╭──

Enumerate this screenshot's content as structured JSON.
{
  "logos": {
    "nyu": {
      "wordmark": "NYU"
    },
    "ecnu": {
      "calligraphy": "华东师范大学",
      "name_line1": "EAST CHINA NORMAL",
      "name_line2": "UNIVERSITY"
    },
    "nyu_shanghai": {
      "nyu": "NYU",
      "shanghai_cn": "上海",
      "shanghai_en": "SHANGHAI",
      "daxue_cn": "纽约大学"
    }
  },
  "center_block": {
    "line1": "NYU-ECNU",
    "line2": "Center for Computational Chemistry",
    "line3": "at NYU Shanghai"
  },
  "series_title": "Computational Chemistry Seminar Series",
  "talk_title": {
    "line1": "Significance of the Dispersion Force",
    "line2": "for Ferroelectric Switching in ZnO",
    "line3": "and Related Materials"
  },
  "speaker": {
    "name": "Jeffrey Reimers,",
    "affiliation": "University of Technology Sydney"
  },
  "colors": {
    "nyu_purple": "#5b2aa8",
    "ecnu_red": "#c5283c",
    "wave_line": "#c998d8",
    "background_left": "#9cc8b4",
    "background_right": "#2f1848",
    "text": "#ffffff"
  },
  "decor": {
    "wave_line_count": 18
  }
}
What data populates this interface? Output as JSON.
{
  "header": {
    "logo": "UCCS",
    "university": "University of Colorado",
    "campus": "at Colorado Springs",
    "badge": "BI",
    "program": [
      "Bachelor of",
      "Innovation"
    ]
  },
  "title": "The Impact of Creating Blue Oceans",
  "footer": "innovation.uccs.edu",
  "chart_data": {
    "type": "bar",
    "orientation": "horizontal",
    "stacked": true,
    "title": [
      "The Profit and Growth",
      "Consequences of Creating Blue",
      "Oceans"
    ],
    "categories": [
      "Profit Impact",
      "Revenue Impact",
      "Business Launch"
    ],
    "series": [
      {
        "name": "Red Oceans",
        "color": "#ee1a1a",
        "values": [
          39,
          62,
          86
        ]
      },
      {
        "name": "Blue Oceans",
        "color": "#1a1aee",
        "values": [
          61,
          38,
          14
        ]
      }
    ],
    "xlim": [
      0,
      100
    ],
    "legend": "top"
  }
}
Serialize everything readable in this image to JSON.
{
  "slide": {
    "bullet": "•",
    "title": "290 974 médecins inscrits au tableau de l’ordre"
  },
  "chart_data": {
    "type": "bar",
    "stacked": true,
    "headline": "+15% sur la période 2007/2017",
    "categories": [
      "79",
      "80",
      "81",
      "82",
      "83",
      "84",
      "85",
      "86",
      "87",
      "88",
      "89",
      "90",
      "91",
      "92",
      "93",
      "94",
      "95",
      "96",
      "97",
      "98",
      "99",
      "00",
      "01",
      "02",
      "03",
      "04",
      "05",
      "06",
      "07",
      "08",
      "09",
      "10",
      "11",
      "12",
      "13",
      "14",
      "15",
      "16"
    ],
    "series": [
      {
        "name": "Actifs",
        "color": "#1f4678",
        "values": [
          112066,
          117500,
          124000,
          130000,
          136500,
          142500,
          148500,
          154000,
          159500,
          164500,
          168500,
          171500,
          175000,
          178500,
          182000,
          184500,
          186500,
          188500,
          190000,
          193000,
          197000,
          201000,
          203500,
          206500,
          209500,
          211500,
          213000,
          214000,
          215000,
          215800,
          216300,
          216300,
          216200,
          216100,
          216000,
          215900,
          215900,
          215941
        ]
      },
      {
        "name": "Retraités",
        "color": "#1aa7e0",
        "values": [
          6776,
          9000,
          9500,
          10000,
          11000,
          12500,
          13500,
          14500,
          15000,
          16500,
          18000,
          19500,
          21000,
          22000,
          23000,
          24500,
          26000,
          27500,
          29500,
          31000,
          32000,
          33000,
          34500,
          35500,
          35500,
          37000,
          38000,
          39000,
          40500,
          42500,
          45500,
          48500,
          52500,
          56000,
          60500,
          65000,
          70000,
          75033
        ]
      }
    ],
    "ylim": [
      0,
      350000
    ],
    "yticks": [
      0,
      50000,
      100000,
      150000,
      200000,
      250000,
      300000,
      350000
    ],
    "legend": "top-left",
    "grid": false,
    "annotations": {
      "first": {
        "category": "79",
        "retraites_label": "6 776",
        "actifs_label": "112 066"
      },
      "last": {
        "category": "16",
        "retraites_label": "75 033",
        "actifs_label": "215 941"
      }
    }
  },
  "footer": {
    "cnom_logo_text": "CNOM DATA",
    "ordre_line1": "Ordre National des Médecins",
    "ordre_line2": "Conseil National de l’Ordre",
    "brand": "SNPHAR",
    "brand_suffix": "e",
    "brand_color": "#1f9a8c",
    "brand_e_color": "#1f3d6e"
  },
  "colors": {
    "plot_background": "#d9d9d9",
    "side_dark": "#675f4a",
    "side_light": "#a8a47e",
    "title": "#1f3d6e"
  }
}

╰──

> **STATED EXERCISE**
Copy out each line of the records that holds the string "JSON".

> **RESPONSE TO THE EXERCISE**
Enumerate this screenshot's content as structured JSON.
What data populates this interface? Output as JSON.
Serialize everything readable in this image to JSON.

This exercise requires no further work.